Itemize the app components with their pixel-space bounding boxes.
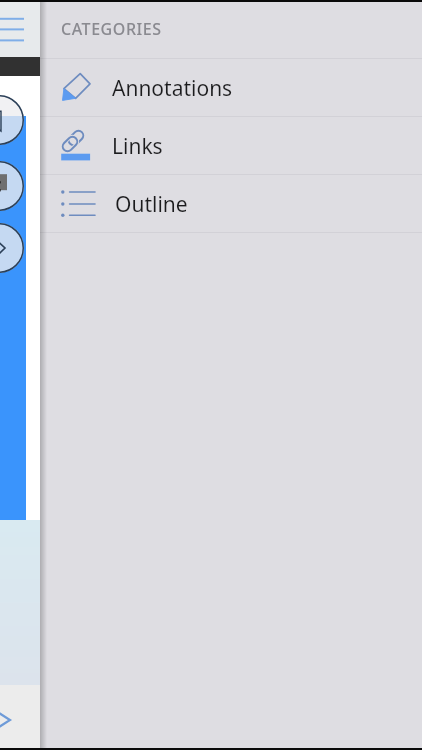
button[interactable]: Bookmark [0,95,24,145]
button[interactable]: Crop [0,161,24,211]
button[interactable]: Outline [40,175,422,232]
button[interactable]: Annotations [40,59,422,116]
staticText: Links [112,132,163,161]
staticText: Annotations [112,74,233,103]
staticText: CATEGORIES [61,18,162,40]
button[interactable]: Next page [0,223,24,273]
staticText: Outline [115,190,188,219]
button[interactable]: Open navigation menu [0,0,40,57]
button[interactable]: Links [40,117,422,174]
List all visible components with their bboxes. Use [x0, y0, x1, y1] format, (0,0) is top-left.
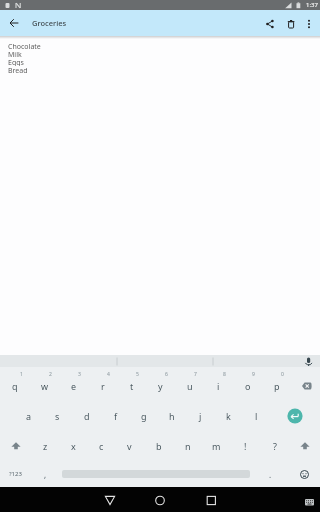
- staticText: 1: [20, 371, 23, 378]
- staticText: k: [226, 410, 231, 422]
- button[interactable]: ?123: [0, 461, 30, 487]
- staticText: Groceries: [32, 18, 67, 28]
- staticText: ?: [273, 440, 277, 452]
- button[interactable]: x: [59, 431, 87, 461]
- button[interactable]: z: [31, 431, 59, 461]
- button[interactable]: f: [101, 401, 130, 431]
- button[interactable]: [261, 15, 278, 32]
- button[interactable]: [4, 13, 24, 33]
- button[interactable]: ?: [260, 431, 289, 461]
- staticText: e: [71, 380, 77, 392]
- staticText: z: [43, 440, 48, 452]
- staticText: x: [71, 440, 76, 452]
- staticText: d: [84, 410, 90, 422]
- button[interactable]: [60, 470, 252, 478]
- button[interactable]: [291, 371, 320, 401]
- staticText: p: [274, 380, 280, 392]
- staticText: b: [156, 440, 162, 452]
- button[interactable]: [180, 487, 220, 512]
- button[interactable]: h: [158, 401, 186, 431]
- staticText: .: [269, 469, 272, 480]
- staticText: c: [99, 440, 104, 452]
- button[interactable]: y: [146, 371, 175, 401]
- button[interactable]: j: [186, 401, 214, 431]
- button[interactable]: [270, 401, 320, 431]
- staticText: o: [245, 380, 251, 392]
- staticText: u: [187, 380, 193, 392]
- button[interactable]: i: [204, 371, 233, 401]
- button[interactable]: [283, 16, 299, 32]
- staticText: t: [130, 380, 134, 392]
- staticText: f: [114, 410, 118, 422]
- staticText: ,: [44, 469, 47, 480]
- staticText: 4: [107, 371, 110, 378]
- button[interactable]: e: [59, 371, 88, 401]
- staticText: w: [41, 380, 49, 392]
- staticText: a: [26, 410, 32, 422]
- button[interactable]: g: [130, 401, 158, 431]
- button[interactable]: r: [88, 371, 117, 401]
- staticText: s: [55, 410, 60, 422]
- staticText: !: [244, 440, 247, 452]
- staticText: 6: [165, 371, 168, 378]
- staticText: ?123: [9, 470, 22, 478]
- button[interactable]: [288, 461, 320, 487]
- staticText: v: [127, 440, 132, 452]
- button[interactable]: v: [115, 431, 144, 461]
- staticText: m: [212, 440, 221, 452]
- button[interactable]: n: [173, 431, 202, 461]
- button[interactable]: !: [231, 431, 260, 461]
- staticText: 0: [281, 371, 284, 378]
- staticText: 7: [194, 371, 197, 378]
- staticText: Eggs: [8, 58, 24, 66]
- staticText: y: [158, 380, 163, 392]
- button[interactable]: k: [214, 401, 242, 431]
- staticText: q: [12, 380, 18, 392]
- button[interactable]: b: [144, 431, 173, 461]
- button[interactable]: s: [43, 401, 72, 431]
- button[interactable]: [100, 487, 140, 512]
- button[interactable]: m: [202, 431, 231, 461]
- staticText: 8: [223, 371, 226, 378]
- button[interactable]: u: [175, 371, 204, 401]
- staticText: 3: [78, 371, 81, 378]
- button[interactable]: c: [87, 431, 115, 461]
- staticText: n: [185, 440, 191, 452]
- button[interactable]: ,: [30, 461, 60, 487]
- button[interactable]: l: [242, 401, 270, 431]
- button[interactable]: [301, 16, 317, 32]
- staticText: 1:37: [306, 1, 318, 9]
- staticText: 9: [252, 371, 255, 378]
- staticText: 5: [136, 371, 139, 378]
- button[interactable]: w: [30, 371, 59, 401]
- staticText: Milk: [8, 50, 22, 58]
- staticText: Bread: [8, 66, 28, 74]
- button[interactable]: a: [14, 401, 43, 431]
- staticText: i: [217, 380, 220, 392]
- staticText: 2: [49, 371, 52, 378]
- button[interactable]: [140, 487, 180, 512]
- button[interactable]: d: [72, 401, 101, 431]
- staticText: j: [199, 410, 202, 422]
- staticText: l: [255, 410, 258, 422]
- staticText: r: [101, 380, 105, 392]
- button[interactable]: o: [233, 371, 262, 401]
- button[interactable]: q: [0, 371, 30, 401]
- button[interactable]: [289, 431, 320, 461]
- button[interactable]: [0, 431, 31, 461]
- button[interactable]: t: [117, 371, 146, 401]
- staticText: g: [141, 410, 147, 422]
- button[interactable]: p: [262, 371, 291, 401]
- staticText: h: [169, 410, 175, 422]
- staticText: Chocolate: [8, 42, 41, 50]
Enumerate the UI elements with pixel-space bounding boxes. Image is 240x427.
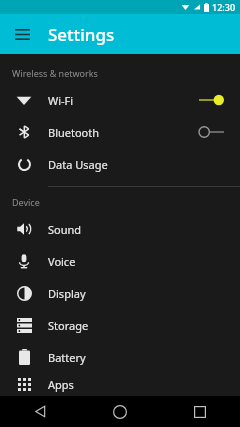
button[interactable]: Home xyxy=(80,396,160,427)
button[interactable]: Voice xyxy=(0,245,240,277)
button[interactable]: Battery xyxy=(0,341,240,373)
staticText: Data Usage xyxy=(48,157,240,172)
button[interactable]: Bluetooth xyxy=(0,116,240,148)
button[interactable]: Toggle off xyxy=(197,124,225,140)
button[interactable]: Storage xyxy=(0,309,240,341)
button[interactable]: Display xyxy=(0,277,240,309)
staticText: Apps xyxy=(48,377,240,392)
button[interactable]: Open navigation drawer xyxy=(8,20,36,48)
staticText: Bluetooth xyxy=(48,125,196,140)
button[interactable]: Back xyxy=(0,396,80,427)
button[interactable]: Recent apps xyxy=(160,396,240,427)
staticText: Sound xyxy=(48,222,240,237)
button[interactable]: Sound xyxy=(0,213,240,245)
staticText: Device xyxy=(12,196,40,208)
staticText: 12:30 xyxy=(212,1,236,13)
button[interactable]: Data Usage xyxy=(0,148,240,180)
staticText: Wi-Fi xyxy=(48,93,196,108)
staticText: Voice xyxy=(48,254,240,269)
button[interactable]: Toggle on xyxy=(197,92,225,108)
staticText: Battery xyxy=(48,350,240,365)
button[interactable]: Wi-Fi xyxy=(0,84,240,116)
staticText: Wireless & networks xyxy=(12,67,98,79)
staticText: Storage xyxy=(48,318,240,333)
button[interactable]: Apps xyxy=(0,373,240,396)
staticText: Display xyxy=(48,286,240,301)
staticText: Settings xyxy=(48,23,115,46)
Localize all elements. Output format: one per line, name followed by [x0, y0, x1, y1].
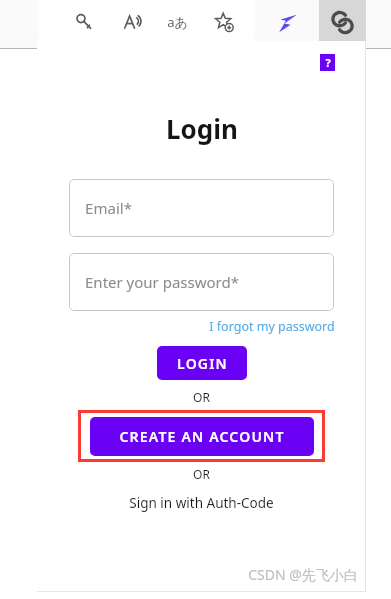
button[interactable]: Help [320, 54, 335, 71]
staticText: ? [325, 55, 331, 70]
staticText: Email* [85, 198, 132, 218]
button[interactable]: Extension [273, 8, 303, 38]
staticText: Sign in with Auth-Code [129, 494, 274, 512]
button[interactable]: Password manager [73, 10, 97, 34]
staticText: OR [193, 466, 210, 482]
button[interactable]: Sign in with Auth-Code [129, 494, 274, 512]
staticText: CREATE AN ACCOUNT [119, 427, 285, 446]
staticText: I forgot my password [209, 318, 335, 335]
button[interactable]: LOGIN [157, 346, 247, 380]
staticText: Enter your password* [85, 272, 239, 292]
staticText: aあ [167, 13, 188, 31]
button[interactable]: Translate [165, 10, 189, 34]
staticText: OR [193, 389, 210, 405]
button[interactable]: Open extension [319, 0, 366, 44]
button[interactable]: Add to favorites [212, 10, 236, 34]
button[interactable]: Email* [69, 179, 334, 237]
button[interactable]: Read aloud [120, 10, 144, 34]
button[interactable]: I forgot my password [209, 318, 335, 335]
button[interactable]: CREATE AN ACCOUNT [90, 417, 314, 456]
staticText: Login [166, 111, 238, 146]
button[interactable]: Enter your password* [69, 253, 334, 311]
staticText: CSDN @先飞小白 [248, 565, 358, 584]
staticText: LOGIN [177, 354, 228, 373]
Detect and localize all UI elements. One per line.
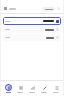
button[interactable]: Search	[15, 81, 25, 95]
button[interactable]	[42, 7, 55, 11]
button[interactable]: Selected	[3, 17, 61, 25]
button[interactable]: Home	[3, 81, 13, 95]
button[interactable]	[3, 34, 61, 41]
button[interactable]: Profile	[51, 81, 61, 95]
button[interactable]: Saved	[39, 81, 49, 95]
button[interactable]	[3, 26, 61, 33]
button[interactable]: Menu	[1, 4, 63, 13]
button[interactable]: Activity	[27, 81, 37, 95]
button[interactable]: Selected	[56, 20, 59, 23]
other: Menu	[4, 7, 7, 10]
button[interactable]: More options	[57, 7, 60, 10]
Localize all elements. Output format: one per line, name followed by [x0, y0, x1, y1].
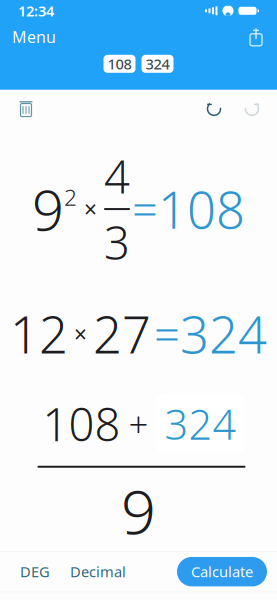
- staticText: 12:34: [18, 1, 54, 21]
- staticText: 9: [32, 172, 64, 246]
- button[interactable]: Delete: [6, 94, 46, 124]
- button[interactable]: 324: [142, 55, 174, 73]
- staticText: =: [132, 179, 158, 239]
- button[interactable]: Calculate: [177, 557, 267, 586]
- staticText: 108: [108, 54, 132, 74]
- button[interactable]: Redo: [233, 94, 271, 124]
- button[interactable]: Decimal: [60, 554, 136, 589]
- staticText: 108: [158, 175, 245, 243]
- staticText: 3: [104, 212, 130, 272]
- button[interactable]: Undo: [195, 94, 233, 124]
- staticText: 108: [42, 394, 120, 454]
- staticText: 324: [180, 300, 267, 368]
- staticText: 27: [93, 300, 151, 368]
- button[interactable]: 108: [104, 55, 136, 73]
- staticText: Menu: [12, 26, 56, 47]
- button[interactable]: Share: [235, 23, 277, 51]
- button[interactable]: DEG: [10, 554, 60, 589]
- staticText: 324: [164, 396, 236, 451]
- button[interactable]: Menu: [0, 20, 68, 53]
- staticText: 4: [104, 146, 130, 206]
- staticText: ×: [74, 319, 87, 349]
- staticText: ×: [84, 194, 97, 224]
- staticText: 2: [64, 182, 77, 212]
- staticText: +: [128, 401, 148, 447]
- staticText: 12: [10, 300, 68, 368]
- staticText: DEG: [20, 562, 50, 581]
- staticText: =: [154, 304, 180, 364]
- staticText: Decimal: [70, 562, 126, 581]
- staticText: 9: [121, 470, 156, 551]
- staticText: 324: [146, 54, 170, 74]
- staticText: Calculate: [191, 562, 253, 581]
- button[interactable]: 324: [156, 394, 244, 453]
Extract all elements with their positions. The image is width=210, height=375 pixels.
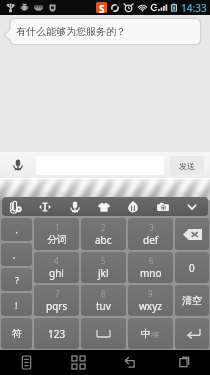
button[interactable]: 符 [1,318,32,349]
button[interactable]: Theme [92,197,116,216]
button[interactable]: Handwriting [4,197,28,216]
button[interactable]: 中 [128,318,173,349]
staticText: 123 [48,327,66,341]
staticText: 8 [101,288,106,299]
staticText: 发送 [179,161,195,171]
button[interactable]: Back [104,350,157,375]
button[interactable]: 4 [34,252,79,283]
staticText: jkl [98,266,109,280]
staticText: ghi [49,266,64,280]
button[interactable]: ENTER [175,318,209,349]
staticText: 分词 [47,233,67,246]
button[interactable]: Voice [63,197,87,216]
button[interactable]: 。 [1,243,32,266]
staticText: 14:33 [181,1,207,15]
button[interactable]: 1 [34,218,79,250]
button[interactable]: 2 [81,218,126,250]
staticText: /英 [151,331,160,339]
button[interactable]: 发送 [170,156,204,175]
staticText: 0 [189,261,195,275]
staticText: mno [140,266,162,280]
staticText: ! [15,299,18,311]
button[interactable]: 0 [175,252,209,283]
staticText: 有什么能够为您服务的？ [16,25,126,38]
staticText: 清空 [182,294,202,307]
button[interactable]: SPACE [81,318,126,349]
button[interactable]: Recents [157,350,210,375]
button[interactable]: Collapse keyboard [180,197,204,216]
button[interactable]: 9 [128,285,173,316]
staticText: 7 [55,288,60,299]
button[interactable]: 清空 [175,285,209,316]
staticText: 5 [101,255,106,266]
staticText: 1 [55,222,60,233]
button[interactable]: 5 [81,252,126,283]
button[interactable]: Move cursor [33,197,57,216]
button[interactable]: 有什么能够为您服务的？ [5,19,200,44]
button[interactable]: Camera [151,197,175,216]
button[interactable]: 3 [128,218,173,250]
button[interactable]: BACKSPACE [175,218,209,250]
staticText: 符 [12,327,22,340]
button[interactable]: 7 [34,285,79,316]
staticText: 9 [148,288,153,299]
button[interactable]: ! [1,293,32,316]
staticText: pqrs [46,299,68,313]
staticText: tuv [96,299,111,313]
staticText: 6 [149,255,154,266]
staticText: S [99,2,105,13]
staticText: wxyz [139,299,162,313]
staticText: 中 [141,327,151,340]
staticText: abc [95,233,112,247]
staticText: 。 [12,249,21,260]
staticText: ? [15,274,19,286]
staticText: 3 [149,222,154,233]
staticText: 4 [54,255,59,266]
staticText: ， [12,224,21,235]
button[interactable]: 123 [34,318,79,349]
button[interactable]: ， [1,218,32,241]
button[interactable]: ? [1,268,32,291]
staticText: 2 [101,222,106,233]
button[interactable]: Menu [0,350,52,375]
button[interactable]: 6 [128,252,173,283]
button[interactable]: 8 [81,285,126,316]
staticText: def [143,233,159,247]
button[interactable]: Emoji [121,197,145,216]
button[interactable]: Voice input [0,152,36,178]
button[interactable]: Apps [52,350,104,375]
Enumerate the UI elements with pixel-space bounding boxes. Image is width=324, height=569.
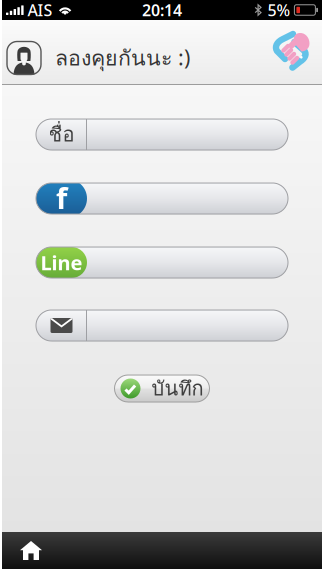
staticText: 20:14: [142, 0, 182, 21]
button[interactable]: [36, 310, 288, 341]
staticText: Line: [40, 249, 82, 276]
button[interactable]: ลองคุยกันนะ :): [47, 30, 190, 75]
button[interactable]: Profile: [2, 30, 47, 74]
staticText: ลองคุยกันนะ :): [55, 42, 190, 75]
button[interactable]: ชื่อ: [36, 119, 288, 150]
staticText: 5%: [267, 0, 290, 21]
button[interactable]: App logo: [270, 29, 322, 76]
staticText: AIS: [28, 0, 53, 21]
button[interactable]: บันทึก: [114, 375, 210, 402]
staticText: บันทึก: [152, 373, 204, 404]
staticText: f: [56, 178, 67, 217]
button[interactable]: Line: [36, 247, 288, 278]
button[interactable]: f: [36, 183, 288, 214]
staticText: ชื่อ: [48, 119, 74, 150]
button[interactable]: Home: [2, 532, 60, 569]
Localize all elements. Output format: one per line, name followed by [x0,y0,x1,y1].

━━━━━━

# THE PROBLEM
Turn the stretch of the material from the line containing "- staticText: 1: [20, 371, 23, 378]" through the line containing "- staticText: s: [55, 410, 60, 422]" into a numbered list, leaving out any blank lines.

# SOLUTION TO THE PROBLEM
1. - staticText: 1: [20, 371, 23, 378]
2. - staticText: k: [226, 410, 231, 422]
3. - button[interactable]: ?123: [0, 461, 30, 487]
4. - staticText: Groceries: [32, 18, 67, 28]
5. - staticText: ?: [273, 440, 277, 452]
6. - button[interactable]: x: [59, 431, 87, 461]
7. - button[interactable]: z: [31, 431, 59, 461]
8. - button[interactable]: f: [101, 401, 130, 431]
9. - button[interactable]: [261, 15, 278, 32]
10. - button[interactable]: [4, 13, 24, 33]
11. - button[interactable]: ?: [260, 431, 289, 461]
12. - staticText: e: [71, 380, 77, 392]
13. - staticText: z: [43, 440, 48, 452]
14. - staticText: x: [71, 440, 76, 452]
15. - staticText: d: [84, 410, 90, 422]
16. - button[interactable]: [60, 470, 252, 478]
17. - button[interactable]: [291, 371, 320, 401]
18. - staticText: p: [274, 380, 280, 392]
19. - staticText: b: [156, 440, 162, 452]
20. - button[interactable]: [180, 487, 220, 512]
21. - button[interactable]: h: [158, 401, 186, 431]
22. - staticText: .: [269, 469, 272, 480]
23. - staticText: c: [99, 440, 104, 452]
24. - button[interactable]: y: [146, 371, 175, 401]
25. - button[interactable]: j: [186, 401, 214, 431]
26. - button[interactable]: [270, 401, 320, 431]
27. - staticText: o: [245, 380, 251, 392]
28. - staticText: u: [187, 380, 193, 392]
29. - button[interactable]: i: [204, 371, 233, 401]
30. - button[interactable]: [283, 16, 299, 32]
31. - staticText: t: [130, 380, 134, 392]
32. - staticText: f: [114, 410, 118, 422]
33. - staticText: ,: [44, 469, 47, 480]
34. - staticText: 4: [107, 371, 110, 378]
35. - button[interactable]: e: [59, 371, 88, 401]
36. - staticText: w: [41, 380, 49, 392]
37. - staticText: a: [26, 410, 32, 422]
38. - button[interactable]: g: [130, 401, 158, 431]
39. - button[interactable]: r: [88, 371, 117, 401]
40. - staticText: s: [55, 410, 60, 422]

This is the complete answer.